» **What is asked**:
Wherever the word "全体規約は" appears in a line, extract that line.

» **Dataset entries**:
_ _ _ _ _ _ _

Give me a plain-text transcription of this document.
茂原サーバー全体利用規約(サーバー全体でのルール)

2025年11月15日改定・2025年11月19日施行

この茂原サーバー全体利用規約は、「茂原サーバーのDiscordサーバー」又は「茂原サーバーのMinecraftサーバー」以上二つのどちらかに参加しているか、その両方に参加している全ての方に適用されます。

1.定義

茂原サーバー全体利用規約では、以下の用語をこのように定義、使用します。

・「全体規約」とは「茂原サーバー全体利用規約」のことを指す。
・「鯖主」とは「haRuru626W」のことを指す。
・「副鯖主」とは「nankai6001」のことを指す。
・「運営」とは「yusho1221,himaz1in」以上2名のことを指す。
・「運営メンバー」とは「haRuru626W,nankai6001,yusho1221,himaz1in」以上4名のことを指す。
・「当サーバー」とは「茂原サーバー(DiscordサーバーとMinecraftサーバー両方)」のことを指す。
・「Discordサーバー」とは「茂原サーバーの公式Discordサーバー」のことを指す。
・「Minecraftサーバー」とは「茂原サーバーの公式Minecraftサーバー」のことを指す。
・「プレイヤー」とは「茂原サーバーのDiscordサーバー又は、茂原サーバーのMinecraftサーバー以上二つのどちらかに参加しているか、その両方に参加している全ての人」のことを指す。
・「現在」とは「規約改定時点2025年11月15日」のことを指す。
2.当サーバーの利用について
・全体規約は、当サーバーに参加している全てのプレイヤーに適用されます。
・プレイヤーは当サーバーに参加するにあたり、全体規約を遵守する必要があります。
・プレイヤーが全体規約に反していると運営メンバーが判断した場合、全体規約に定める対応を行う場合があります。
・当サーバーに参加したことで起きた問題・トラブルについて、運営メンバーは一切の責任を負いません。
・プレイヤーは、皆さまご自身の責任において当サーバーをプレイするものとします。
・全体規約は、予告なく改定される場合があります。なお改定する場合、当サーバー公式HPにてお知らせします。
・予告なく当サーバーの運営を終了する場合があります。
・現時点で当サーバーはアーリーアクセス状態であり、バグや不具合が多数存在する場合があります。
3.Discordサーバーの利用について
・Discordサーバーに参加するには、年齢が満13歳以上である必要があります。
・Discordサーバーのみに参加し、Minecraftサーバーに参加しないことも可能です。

_ _ _ _ _ _ _

» **Output of the task**:
・全体規約は、当サーバーに参加している全てのプレイヤーに適用されます。
・全体規約は、予告なく改定される場合があります。なお改定する場合、当サーバー公式HPにてお知らせします。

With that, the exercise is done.